> **SUPPLIED TEXT**:
● ● ● ●
William Thomas Brown was born in Mississippi county, in the southeastern part or the state of Missouri, and the date of his nativity was September 11, 1848. He is the youngest in the family of four sons and one daughter born to Presley and Mahala (Beckwith) Brown, and of the other children only one is living, Daniel, who is a carpenter and joiner by trade but who is now engaged in agricultural pursuits, as the owner of a valuable farm near the city of Lincoln, Nebraska. Presley Brown was born in Hardin county, Kentucky, near the old home of Abraham Lincoln, and he was nursed at the breast of Mrs. Lincoln, mother of the martyred president. Presley Brown was born in 1809, as was also President Lincoln, and his death occurred on the 23d of February, 1850. He was a man of marked mechanical skill and manufactured many flatboats for use on the Ohio and Mississippi rivers, but the major part of his active life was devoted to agricultural pursuits. He was numbered among the early settlers of Spencer county, Indiana, and from that state made many trips down the rivers on flatboats to New Orleans. He was a Jacksonian Democrat and he and his wife held membership in the Methodist Episcopal church. He finally removed to Missouri, but in 1849 he came again to Indiana, arriving in Michigan City on the 1st of May of that year and thence coming directly to Porter county, where his death occurred in the following year. He brought his family by boat up the Mississippi and the Illinois rivers, continued the journey by canal and from Chicago to Michigan City the family came by boat on Lake Michigan.

Mrs. Mahala (Beckwith) Brown, mother of the subject of this review, was born in Warrick county, Indiana, on the 18th of May, 1818, and she died on the 2d of March, 1880. She was reared and educated in her native county, where her parents settled in the early pioneer days, and her marriage to Mr. Brown was solemnized in Spencer county, this state. She was a kind and devoted wife and mother, instant in good needs, and her prayers and admonitions will ever live in the hearts of those who came within the immediate sphere of her gentle influence. She taught her children the enduring value of honesty of purpose and left in their hearts the most perfect monument to her memory, since it is based on love, respect and filial devotion. Her husband died in Washington township, Porter county, and his remains were interred in the old Lutheran cemetery. She herself passed the closing years of her life in Freeborn County, Minnesota, where she died and was laid to her final rest.

James Brown, great-grandfather of him to whom this sketch is dedicated, was of Scotch-Irish lineage and was himself a native of the north of Ireland, whence he immigrated to America. This staunch Scotch-Irish stock has been one to play all important part in the development of the United States, and has ever represented sterling attributes of mind and heart.
● ● ● ●
(Item position data)
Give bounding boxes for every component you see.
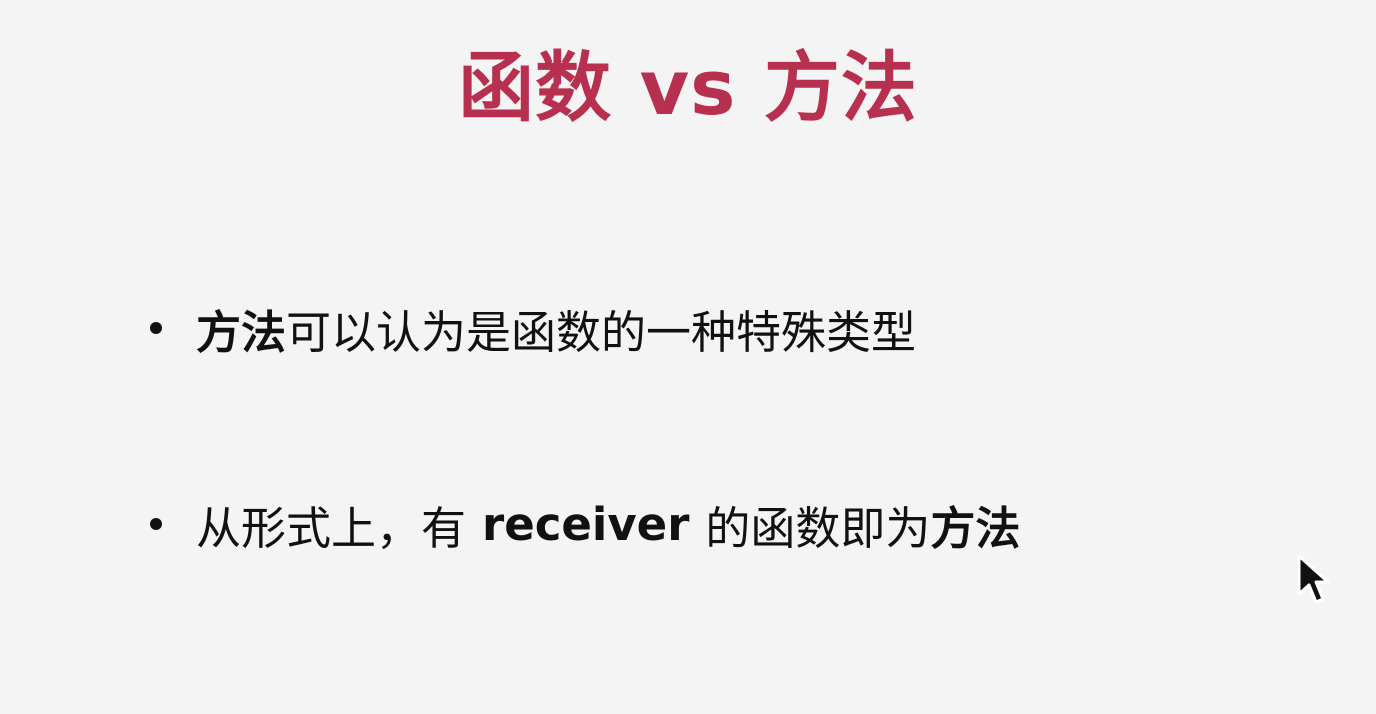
bullet-text: 可以认为是函数的一种特殊类型 xyxy=(286,305,917,359)
bullet-icon xyxy=(150,518,162,530)
bullet-strong-end-text: 方法 xyxy=(930,501,1021,555)
bullet-prefix-text: 从形式上，有 xyxy=(196,501,467,555)
cursor-arrow-icon xyxy=(1297,554,1329,604)
bullet-icon xyxy=(150,322,162,334)
bullet-strong-text: 方法 xyxy=(196,305,287,359)
receiver-text: receiver xyxy=(482,497,690,551)
bullet-list: 方法 可以认为是函数的一种特殊类型 从形式上，有 receiver 的函数即为 … xyxy=(150,290,1020,562)
bullet-item: 从形式上，有 receiver 的函数即为 方法 xyxy=(150,486,1020,562)
bullet-middle-text: 的函数即为 xyxy=(705,501,931,555)
slide-title: 函数 vs 方法 xyxy=(458,43,918,132)
presentation-slide: 函数 vs 方法 方法 可以认为是函数的一种特殊类型 从形式上，有 receiv… xyxy=(0,0,1376,714)
bullet-item: 方法 可以认为是函数的一种特殊类型 xyxy=(150,290,1020,366)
● ● ● ●
> **INSTRUCTION A**: In the biographical sketch of the Brown family, in which county and state was Mahala (Beckwith) Brown born?
> **INSTRUCTION B**: Decide whether each statement agrees with the biographical sketch of the Brown family, and quote the exact words that settle it: (i) Presley Brown was born in the same year as Abraham Lincoln. (ii) Mahala Brown died in Porter county. (iii) William Thomas Brown was the eldest child of his parents.
> **INSTRUCTION C**: Extend the biographical sketch of the Brown family, starting after its last sentence.

> **EXPECTED OUTPUT A**: Warrick county, Indiana.

> **EXPECTED OUTPUT B**:
(i) Yes: "Presley Brown was born in 1809, as was also President Lincoln."
(ii) No: "She herself passed the closing years of her life in Freeborn County, Minnesota, where she died and was laid to her final rest."
(iii) No: "He is the youngest in the family of four sons and one daughter"

> **EXPECTED OUTPUT C**:
William T. Brown was but an infant at the time of the family removal to Porter county, which has continued to be his abiding place during the long intervening years. He was reared to the life of the farm and has not severed his allegiance to the great basic industries of agriculture and stock-growing, through which he has won prosperity and definite independence. He has also worked at the carpenter trade and thus followed in the footsteps of some of his ancestors. Mr. Brown's early educational training began in the log-cabin school of the pioneer days. He well recalls this primitive "temple of learning," which was substantially constructed of logs and which was twenty-four feet square. The seats were slabs supported by wooden legs crudely inserted, and the slanting desk used by the older pupils consisted of a board held in this position by pegs driven into the log wall. The room was heated by one of the old-time foot-stoves, which stood in the center of the building, and the wood for which was supplied by patrons, who held "bees" to cut and prepare the necessary fuel. This particular log school-house, in Pleasant township, was familiarly and facetiously known as the "Mud-jam" school-house, and the school was maintained on the subscription plan. Mr. Brown's first teacher was John Jones, who eventually became familiarly and affectionately known as "Old Johnnie Jones," though there is a measure of doubt concerning the affection some of his unruly pupils must have entertained for him after he had made judicious application of the chastising rod. It has been within the experience of Mr. Brown to have broken new land with ox teams, and he gained familiarity with the scythe, the old-fashioned cradle and other primitive implements of the pioneer days. His portion as a boy and youth was that of arduous and consecutive toil, but he has never failed in appreciation of the lessons gained thereby nor of the sturdy physical health engendered. He early began to work for wages and assisted in the support of his widowed mother.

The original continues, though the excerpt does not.